**Work instructions:** Copy each line containing the word "table" from the records that follow, please.

**Given information:**
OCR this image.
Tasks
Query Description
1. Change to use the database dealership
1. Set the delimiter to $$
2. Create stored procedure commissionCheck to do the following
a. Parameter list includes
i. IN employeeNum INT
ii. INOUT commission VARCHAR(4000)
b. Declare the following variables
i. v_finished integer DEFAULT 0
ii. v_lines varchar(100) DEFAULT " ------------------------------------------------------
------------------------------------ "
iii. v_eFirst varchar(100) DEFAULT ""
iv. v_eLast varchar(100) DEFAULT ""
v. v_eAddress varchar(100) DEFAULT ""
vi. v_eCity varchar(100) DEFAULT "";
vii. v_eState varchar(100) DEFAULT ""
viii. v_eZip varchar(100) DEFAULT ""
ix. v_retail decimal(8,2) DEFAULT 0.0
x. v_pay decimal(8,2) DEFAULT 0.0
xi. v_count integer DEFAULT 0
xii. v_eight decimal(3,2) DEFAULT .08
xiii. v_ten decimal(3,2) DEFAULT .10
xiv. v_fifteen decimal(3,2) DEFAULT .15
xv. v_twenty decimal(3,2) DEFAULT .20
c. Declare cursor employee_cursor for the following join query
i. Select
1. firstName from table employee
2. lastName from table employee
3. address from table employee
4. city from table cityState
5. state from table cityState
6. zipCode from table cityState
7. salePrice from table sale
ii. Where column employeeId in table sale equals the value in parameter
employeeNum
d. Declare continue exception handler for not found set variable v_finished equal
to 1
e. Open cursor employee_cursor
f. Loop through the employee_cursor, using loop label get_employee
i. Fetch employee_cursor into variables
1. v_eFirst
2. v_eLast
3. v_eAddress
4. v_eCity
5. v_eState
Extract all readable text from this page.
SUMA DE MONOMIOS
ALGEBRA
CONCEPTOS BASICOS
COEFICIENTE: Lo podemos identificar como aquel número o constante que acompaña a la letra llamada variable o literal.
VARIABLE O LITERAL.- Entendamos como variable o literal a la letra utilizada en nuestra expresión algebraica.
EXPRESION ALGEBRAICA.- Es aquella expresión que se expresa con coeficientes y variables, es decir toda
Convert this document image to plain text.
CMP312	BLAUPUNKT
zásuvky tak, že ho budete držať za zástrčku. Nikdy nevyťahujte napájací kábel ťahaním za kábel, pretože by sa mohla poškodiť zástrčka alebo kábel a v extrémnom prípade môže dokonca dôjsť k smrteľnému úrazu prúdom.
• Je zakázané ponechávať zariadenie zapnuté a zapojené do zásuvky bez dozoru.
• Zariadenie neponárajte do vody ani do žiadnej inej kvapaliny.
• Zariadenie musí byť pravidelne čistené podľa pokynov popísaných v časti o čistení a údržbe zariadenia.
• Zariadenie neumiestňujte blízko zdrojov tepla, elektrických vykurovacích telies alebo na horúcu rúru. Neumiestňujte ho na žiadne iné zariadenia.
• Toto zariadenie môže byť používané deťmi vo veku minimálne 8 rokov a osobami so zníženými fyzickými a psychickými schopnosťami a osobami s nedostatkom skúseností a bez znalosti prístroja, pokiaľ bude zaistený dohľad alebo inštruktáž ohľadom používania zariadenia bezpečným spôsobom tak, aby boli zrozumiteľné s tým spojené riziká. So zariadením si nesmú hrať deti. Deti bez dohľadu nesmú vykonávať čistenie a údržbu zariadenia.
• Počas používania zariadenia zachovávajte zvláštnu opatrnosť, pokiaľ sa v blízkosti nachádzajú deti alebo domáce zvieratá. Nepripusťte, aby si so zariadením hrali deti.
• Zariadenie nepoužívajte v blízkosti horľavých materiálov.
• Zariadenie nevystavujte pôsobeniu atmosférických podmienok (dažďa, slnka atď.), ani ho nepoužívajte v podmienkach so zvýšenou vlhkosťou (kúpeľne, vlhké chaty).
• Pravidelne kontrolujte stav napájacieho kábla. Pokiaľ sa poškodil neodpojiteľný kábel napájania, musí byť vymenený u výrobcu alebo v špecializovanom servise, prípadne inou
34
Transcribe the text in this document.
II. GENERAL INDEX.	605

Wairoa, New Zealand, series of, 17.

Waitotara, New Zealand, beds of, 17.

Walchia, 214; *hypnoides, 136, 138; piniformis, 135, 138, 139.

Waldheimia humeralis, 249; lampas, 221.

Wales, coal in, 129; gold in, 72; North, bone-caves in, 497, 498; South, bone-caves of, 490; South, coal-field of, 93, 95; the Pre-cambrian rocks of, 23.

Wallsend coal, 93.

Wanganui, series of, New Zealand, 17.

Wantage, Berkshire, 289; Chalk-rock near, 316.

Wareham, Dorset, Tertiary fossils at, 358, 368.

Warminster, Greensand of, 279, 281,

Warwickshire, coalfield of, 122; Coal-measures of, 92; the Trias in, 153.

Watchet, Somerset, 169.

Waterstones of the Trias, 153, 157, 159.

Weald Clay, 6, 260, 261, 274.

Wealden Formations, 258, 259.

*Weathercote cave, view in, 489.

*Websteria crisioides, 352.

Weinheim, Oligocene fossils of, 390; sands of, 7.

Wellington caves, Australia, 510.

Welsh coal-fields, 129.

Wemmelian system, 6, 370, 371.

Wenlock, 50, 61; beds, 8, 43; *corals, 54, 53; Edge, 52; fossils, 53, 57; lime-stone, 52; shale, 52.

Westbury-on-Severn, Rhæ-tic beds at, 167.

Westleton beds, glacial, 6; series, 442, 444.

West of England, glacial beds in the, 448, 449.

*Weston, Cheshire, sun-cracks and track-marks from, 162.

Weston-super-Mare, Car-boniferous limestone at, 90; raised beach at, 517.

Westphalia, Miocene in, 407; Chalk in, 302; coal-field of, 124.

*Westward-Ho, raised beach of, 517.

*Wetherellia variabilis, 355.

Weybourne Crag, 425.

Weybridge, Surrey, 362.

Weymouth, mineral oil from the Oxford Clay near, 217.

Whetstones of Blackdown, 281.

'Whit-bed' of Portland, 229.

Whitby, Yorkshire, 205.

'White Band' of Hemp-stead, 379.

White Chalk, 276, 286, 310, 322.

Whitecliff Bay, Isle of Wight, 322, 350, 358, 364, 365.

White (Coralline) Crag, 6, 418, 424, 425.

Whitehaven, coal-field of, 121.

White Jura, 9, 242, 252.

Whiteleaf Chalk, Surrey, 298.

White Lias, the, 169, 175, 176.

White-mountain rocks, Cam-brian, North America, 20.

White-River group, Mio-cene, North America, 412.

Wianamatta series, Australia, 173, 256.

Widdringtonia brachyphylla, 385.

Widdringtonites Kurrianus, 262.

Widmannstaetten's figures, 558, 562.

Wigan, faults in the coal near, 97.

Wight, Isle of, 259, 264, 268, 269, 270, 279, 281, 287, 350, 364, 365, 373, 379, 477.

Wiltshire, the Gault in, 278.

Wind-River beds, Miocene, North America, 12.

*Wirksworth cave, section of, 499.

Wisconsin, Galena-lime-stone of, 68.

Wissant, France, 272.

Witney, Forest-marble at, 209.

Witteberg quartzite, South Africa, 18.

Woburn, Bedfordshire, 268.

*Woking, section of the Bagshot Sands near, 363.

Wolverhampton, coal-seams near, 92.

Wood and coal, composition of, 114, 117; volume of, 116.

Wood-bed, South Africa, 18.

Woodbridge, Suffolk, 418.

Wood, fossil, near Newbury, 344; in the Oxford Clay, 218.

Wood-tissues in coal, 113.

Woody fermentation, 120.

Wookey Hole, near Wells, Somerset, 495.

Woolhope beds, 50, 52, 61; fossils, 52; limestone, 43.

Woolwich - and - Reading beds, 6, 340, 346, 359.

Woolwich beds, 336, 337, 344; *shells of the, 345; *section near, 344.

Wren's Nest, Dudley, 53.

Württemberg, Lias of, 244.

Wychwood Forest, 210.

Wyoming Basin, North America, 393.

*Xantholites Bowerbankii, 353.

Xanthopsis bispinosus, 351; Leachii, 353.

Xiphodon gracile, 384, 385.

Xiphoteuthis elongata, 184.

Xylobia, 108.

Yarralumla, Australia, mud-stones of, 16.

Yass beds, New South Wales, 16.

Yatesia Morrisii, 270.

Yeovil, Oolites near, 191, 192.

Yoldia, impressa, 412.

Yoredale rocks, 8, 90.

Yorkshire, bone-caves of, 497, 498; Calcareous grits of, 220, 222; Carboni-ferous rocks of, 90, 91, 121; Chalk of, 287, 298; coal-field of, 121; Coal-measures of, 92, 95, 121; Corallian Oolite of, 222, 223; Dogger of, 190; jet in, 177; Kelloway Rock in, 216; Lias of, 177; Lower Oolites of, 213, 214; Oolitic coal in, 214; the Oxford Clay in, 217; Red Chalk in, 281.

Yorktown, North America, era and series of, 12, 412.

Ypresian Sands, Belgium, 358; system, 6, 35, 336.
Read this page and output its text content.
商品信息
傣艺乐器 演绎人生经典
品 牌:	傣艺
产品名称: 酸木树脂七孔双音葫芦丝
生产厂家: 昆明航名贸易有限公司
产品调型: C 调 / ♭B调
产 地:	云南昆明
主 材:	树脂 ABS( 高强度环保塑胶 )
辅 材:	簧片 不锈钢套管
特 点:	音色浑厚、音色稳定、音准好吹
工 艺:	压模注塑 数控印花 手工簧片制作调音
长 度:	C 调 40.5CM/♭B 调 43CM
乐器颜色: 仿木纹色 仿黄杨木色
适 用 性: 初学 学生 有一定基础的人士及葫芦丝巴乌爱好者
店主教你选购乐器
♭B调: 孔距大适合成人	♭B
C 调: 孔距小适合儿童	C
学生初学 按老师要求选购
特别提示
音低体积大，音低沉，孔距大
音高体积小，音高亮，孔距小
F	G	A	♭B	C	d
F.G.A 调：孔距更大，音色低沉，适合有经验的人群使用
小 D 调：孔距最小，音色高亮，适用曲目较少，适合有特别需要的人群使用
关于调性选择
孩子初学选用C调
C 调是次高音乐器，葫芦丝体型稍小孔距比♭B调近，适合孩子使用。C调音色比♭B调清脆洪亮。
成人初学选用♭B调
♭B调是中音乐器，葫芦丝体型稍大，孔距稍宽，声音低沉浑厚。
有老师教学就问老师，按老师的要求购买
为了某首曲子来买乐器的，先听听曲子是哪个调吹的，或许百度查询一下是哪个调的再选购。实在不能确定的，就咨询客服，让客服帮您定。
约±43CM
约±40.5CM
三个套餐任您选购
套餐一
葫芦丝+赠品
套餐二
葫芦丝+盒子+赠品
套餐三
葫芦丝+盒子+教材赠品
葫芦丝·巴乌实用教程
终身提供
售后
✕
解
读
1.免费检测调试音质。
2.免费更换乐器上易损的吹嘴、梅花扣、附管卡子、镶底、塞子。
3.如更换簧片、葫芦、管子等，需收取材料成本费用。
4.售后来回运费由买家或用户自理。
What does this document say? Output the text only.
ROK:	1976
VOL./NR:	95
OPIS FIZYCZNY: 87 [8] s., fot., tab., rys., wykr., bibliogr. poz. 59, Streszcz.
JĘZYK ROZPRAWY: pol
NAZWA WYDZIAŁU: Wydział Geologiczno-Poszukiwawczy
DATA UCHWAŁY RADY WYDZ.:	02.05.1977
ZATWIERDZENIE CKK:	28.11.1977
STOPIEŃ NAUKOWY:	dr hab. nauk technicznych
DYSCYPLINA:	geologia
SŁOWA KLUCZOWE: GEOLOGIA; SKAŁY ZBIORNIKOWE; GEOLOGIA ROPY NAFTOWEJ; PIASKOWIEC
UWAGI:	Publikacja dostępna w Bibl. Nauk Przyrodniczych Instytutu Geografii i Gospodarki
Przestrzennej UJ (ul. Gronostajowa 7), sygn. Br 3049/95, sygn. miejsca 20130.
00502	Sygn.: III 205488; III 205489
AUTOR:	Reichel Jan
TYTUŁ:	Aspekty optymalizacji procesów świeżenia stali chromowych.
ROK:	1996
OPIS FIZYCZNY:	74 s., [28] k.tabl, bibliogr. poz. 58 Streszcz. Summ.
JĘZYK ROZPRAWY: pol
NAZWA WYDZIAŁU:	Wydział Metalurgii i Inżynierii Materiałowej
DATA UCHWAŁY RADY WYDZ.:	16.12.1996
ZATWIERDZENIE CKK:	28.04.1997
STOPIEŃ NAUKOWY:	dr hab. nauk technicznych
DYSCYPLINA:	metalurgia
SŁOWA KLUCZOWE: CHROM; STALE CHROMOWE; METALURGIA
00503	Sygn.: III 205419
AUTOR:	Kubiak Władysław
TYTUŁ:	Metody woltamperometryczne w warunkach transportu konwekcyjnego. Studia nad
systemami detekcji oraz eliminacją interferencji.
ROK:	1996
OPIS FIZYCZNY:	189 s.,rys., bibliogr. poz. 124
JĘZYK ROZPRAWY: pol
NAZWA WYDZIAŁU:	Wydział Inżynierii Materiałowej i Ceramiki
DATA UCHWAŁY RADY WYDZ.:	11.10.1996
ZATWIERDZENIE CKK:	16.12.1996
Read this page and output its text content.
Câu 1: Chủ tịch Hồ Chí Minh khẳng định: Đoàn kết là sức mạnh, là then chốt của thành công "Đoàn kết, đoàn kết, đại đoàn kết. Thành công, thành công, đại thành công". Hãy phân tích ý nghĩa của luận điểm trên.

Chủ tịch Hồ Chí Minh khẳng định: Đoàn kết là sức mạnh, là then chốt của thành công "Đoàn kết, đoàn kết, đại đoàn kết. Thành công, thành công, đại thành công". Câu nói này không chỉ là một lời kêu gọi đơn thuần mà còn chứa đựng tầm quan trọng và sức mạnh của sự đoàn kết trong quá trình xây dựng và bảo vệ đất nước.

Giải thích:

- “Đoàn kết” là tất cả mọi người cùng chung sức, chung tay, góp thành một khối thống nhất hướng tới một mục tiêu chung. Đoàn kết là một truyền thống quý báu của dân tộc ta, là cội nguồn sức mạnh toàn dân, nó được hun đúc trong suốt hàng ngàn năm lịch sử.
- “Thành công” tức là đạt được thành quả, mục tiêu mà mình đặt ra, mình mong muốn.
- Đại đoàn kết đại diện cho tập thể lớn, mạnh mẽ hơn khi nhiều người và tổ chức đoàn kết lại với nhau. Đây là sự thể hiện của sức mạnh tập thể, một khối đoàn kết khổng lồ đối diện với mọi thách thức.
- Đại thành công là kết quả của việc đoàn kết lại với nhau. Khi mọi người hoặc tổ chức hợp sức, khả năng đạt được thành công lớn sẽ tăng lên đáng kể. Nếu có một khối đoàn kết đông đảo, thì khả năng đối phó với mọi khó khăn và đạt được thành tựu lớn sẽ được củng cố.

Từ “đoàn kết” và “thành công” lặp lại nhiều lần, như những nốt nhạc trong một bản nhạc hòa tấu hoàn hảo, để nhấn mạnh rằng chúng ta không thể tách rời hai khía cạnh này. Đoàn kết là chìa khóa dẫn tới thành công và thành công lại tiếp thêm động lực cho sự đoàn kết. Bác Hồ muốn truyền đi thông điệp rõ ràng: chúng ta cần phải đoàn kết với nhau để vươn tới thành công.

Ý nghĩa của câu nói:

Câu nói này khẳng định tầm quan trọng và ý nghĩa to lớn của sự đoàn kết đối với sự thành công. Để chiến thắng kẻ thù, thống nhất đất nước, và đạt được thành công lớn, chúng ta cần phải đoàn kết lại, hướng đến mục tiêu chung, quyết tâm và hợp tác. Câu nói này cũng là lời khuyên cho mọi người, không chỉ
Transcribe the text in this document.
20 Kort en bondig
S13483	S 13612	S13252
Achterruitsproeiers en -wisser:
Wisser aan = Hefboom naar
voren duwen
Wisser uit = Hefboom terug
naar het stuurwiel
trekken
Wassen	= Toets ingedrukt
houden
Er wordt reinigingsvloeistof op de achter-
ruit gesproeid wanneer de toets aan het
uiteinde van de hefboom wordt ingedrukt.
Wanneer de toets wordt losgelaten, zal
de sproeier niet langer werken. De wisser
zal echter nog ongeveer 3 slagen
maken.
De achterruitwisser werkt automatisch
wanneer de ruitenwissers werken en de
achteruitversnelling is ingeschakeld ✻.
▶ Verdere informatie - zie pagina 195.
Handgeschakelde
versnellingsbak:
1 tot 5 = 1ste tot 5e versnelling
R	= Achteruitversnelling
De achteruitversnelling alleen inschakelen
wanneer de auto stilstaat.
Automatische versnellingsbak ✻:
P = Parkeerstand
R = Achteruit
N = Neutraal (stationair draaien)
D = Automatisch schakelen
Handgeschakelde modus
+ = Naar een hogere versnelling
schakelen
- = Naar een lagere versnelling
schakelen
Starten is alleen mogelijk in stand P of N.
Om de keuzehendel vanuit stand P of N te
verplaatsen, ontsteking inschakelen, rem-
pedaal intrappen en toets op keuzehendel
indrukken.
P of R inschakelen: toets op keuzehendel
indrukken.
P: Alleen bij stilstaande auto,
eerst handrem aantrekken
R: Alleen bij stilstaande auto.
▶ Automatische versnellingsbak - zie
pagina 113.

**Task response:**
1. firstName from table employee
2. lastName from table employee
3. address from table employee
4. city from table cityState
5. state from table cityState
6. zipCode from table cityState
7. salePrice from table sale
ii. Where column employeeId in table sale equals the value in parameter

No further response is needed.